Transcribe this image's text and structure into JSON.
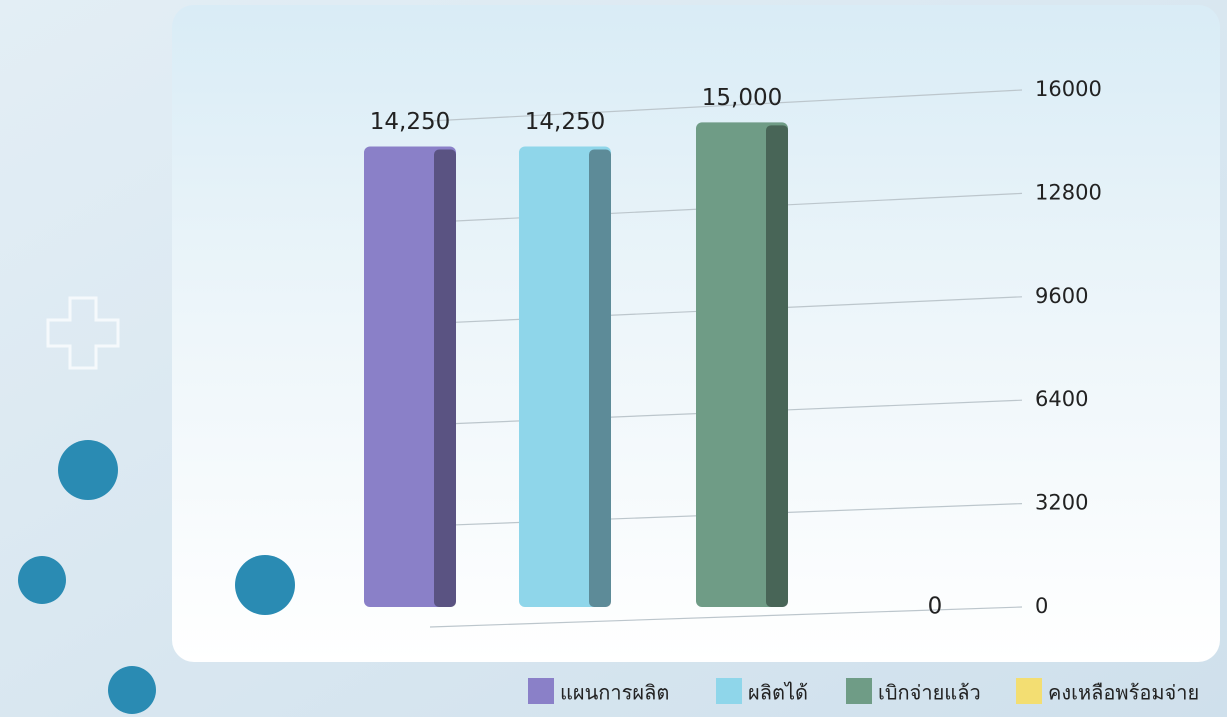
{
  "chart_data": {
    "type": "bar",
    "series": [
      {
        "name": "แผนการผลิต",
        "color": "#8a80c8",
        "values": [
          14250
        ],
        "value_labels": [
          "14,250"
        ]
      },
      {
        "name": "ผลิตได้",
        "color": "#8fd6ea",
        "values": [
          14250
        ],
        "value_labels": [
          "14,250"
        ]
      },
      {
        "name": "เบิกจ่ายแล้ว",
        "color": "#6f9c86",
        "values": [
          15000
        ],
        "value_labels": [
          "15,000"
        ]
      },
      {
        "name": "คงเหลือพร้อมจ่าย",
        "color": "#f3de72",
        "values": [
          0
        ],
        "value_labels": [
          "0"
        ]
      }
    ],
    "ylim": [
      0,
      16000
    ],
    "yticks": [
      0,
      3200,
      6400,
      9600,
      12800,
      16000
    ],
    "grid": true
  }
}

____

§ **Task to carry out**: Reproduce all of the material above word for word. Omit the pictures.

§ **Solution for this task**:
Transcribe this image's text and structure into JSON.
{
  "chart_data": {
    "type": "bar",
    "series": [
      {
        "name": "แผนการผลิต",
        "color": "#8a80c8",
        "values": [
          14250
        ],
        "value_labels": [
          "14,250"
        ]
      },
      {
        "name": "ผลิตได้",
        "color": "#8fd6ea",
        "values": [
          14250
        ],
        "value_labels": [
          "14,250"
        ]
      },
      {
        "name": "เบิกจ่ายแล้ว",
        "color": "#6f9c86",
        "values": [
          15000
        ],
        "value_labels": [
          "15,000"
        ]
      },
      {
        "name": "คงเหลือพร้อมจ่าย",
        "color": "#f3de72",
        "values": [
          0
        ],
        "value_labels": [
          "0"
        ]
      }
    ],
    "ylim": [
      0,
      16000
    ],
    "yticks": [
      0,
      3200,
      6400,
      9600,
      12800,
      16000
    ],
    "grid": true
  }
}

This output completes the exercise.